:: Exercise brief ::
Quote the data below in full, please, without altering anything.

####

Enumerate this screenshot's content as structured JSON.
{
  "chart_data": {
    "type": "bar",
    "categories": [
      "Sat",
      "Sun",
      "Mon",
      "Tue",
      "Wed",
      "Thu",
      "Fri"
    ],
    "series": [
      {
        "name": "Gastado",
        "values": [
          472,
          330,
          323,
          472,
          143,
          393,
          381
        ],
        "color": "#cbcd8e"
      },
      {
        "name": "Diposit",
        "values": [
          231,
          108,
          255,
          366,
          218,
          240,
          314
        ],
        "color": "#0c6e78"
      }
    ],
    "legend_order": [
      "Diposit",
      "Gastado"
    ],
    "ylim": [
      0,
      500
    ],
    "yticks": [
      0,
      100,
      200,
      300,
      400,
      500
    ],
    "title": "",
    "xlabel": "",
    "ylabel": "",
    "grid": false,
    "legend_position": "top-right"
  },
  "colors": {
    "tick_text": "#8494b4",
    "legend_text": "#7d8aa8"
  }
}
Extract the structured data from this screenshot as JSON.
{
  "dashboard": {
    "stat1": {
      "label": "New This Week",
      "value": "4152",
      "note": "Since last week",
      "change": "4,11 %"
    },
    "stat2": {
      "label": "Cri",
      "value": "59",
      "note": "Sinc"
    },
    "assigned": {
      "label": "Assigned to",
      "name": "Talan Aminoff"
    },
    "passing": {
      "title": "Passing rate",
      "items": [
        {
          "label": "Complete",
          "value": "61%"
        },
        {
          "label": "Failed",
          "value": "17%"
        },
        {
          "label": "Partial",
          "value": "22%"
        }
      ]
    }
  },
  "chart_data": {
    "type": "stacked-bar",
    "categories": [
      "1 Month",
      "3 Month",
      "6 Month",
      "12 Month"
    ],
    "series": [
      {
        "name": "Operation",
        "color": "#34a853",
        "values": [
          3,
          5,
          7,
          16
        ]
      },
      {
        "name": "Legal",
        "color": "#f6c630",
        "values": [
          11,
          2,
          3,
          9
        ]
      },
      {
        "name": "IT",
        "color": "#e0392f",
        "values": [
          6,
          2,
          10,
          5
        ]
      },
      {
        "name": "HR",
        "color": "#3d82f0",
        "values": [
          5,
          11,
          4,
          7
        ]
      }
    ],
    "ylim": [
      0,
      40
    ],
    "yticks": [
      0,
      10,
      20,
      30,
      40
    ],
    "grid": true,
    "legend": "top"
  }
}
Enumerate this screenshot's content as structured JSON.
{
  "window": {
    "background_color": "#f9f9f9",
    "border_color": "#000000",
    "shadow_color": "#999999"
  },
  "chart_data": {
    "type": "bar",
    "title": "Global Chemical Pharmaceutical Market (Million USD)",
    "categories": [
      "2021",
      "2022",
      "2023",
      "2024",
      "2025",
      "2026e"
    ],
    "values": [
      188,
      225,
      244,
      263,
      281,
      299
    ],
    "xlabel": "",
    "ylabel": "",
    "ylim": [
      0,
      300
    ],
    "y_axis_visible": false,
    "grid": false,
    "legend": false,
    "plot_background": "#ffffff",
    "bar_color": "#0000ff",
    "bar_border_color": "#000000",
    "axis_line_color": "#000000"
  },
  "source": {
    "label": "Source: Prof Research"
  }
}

####

:: Task answer ::
Enumerate this screenshot's content as structured JSON.
{
  "chart_data": {
    "type": "bar",
    "categories": [
      "Sat",
      "Sun",
      "Mon",
      "Tue",
      "Wed",
      "Thu",
      "Fri"
    ],
    "series": [
      {
        "name": "Gastado",
        "values": [
          472,
          330,
          323,
          472,
          143,
          393,
          381
        ],
        "color": "#cbcd8e"
      },
      {
        "name": "Diposit",
        "values": [
          231,
          108,
          255,
          366,
          218,
          240,
          314
        ],
        "color": "#0c6e78"
      }
    ],
    "legend_order": [
      "Diposit",
      "Gastado"
    ],
    "ylim": [
      0,
      500
    ],
    "yticks": [
      0,
      100,
      200,
      300,
      400,
      500
    ],
    "title": "",
    "xlabel": "",
    "ylabel": "",
    "grid": false,
    "legend_position": "top-right"
  },
  "colors": {
    "tick_text": "#8494b4",
    "legend_text": "#7d8aa8"
  }
}
Extract the structured data from this screenshot as JSON.
{
  "dashboard": {
    "stat1": {
      "label": "New This Week",
      "value": "4152",
      "note": "Since last week",
      "change": "4,11 %"
    },
    "stat2": {
      "label": "Cri",
      "value": "59",
      "note": "Sinc"
    },
    "assigned": {
      "label": "Assigned to",
      "name": "Talan Aminoff"
    },
    "passing": {
      "title": "Passing rate",
      "items": [
        {
          "label": "Complete",
          "value": "61%"
        },
        {
          "label": "Failed",
          "value": "17%"
        },
        {
          "label": "Partial",
          "value": "22%"
        }
      ]
    }
  },
  "chart_data": {
    "type": "stacked-bar",
    "categories": [
      "1 Month",
      "3 Month",
      "6 Month",
      "12 Month"
    ],
    "series": [
      {
        "name": "Operation",
        "color": "#34a853",
        "values": [
          3,
          5,
          7,
          16
        ]
      },
      {
        "name": "Legal",
        "color": "#f6c630",
        "values": [
          11,
          2,
          3,
          9
        ]
      },
      {
        "name": "IT",
        "color": "#e0392f",
        "values": [
          6,
          2,
          10,
          5
        ]
      },
      {
        "name": "HR",
        "color": "#3d82f0",
        "values": [
          5,
          11,
          4,
          7
        ]
      }
    ],
    "ylim": [
      0,
      40
    ],
    "yticks": [
      0,
      10,
      20,
      30,
      40
    ],
    "grid": true,
    "legend": "top"
  }
}
Enumerate this screenshot's content as structured JSON.
{
  "window": {
    "background_color": "#f9f9f9",
    "border_color": "#000000",
    "shadow_color": "#999999"
  },
  "chart_data": {
    "type": "bar",
    "title": "Global Chemical Pharmaceutical Market (Million USD)",
    "categories": [
      "2021",
      "2022",
      "2023",
      "2024",
      "2025",
      "2026e"
    ],
    "values": [
      188,
      225,
      244,
      263,
      281,
      299
    ],
    "xlabel": "",
    "ylabel": "",
    "ylim": [
      0,
      300
    ],
    "y_axis_visible": false,
    "grid": false,
    "legend": false,
    "plot_background": "#ffffff",
    "bar_color": "#0000ff",
    "bar_border_color": "#000000",
    "axis_line_color": "#000000"
  },
  "source": {
    "label": "Source: Prof Research"
  }
}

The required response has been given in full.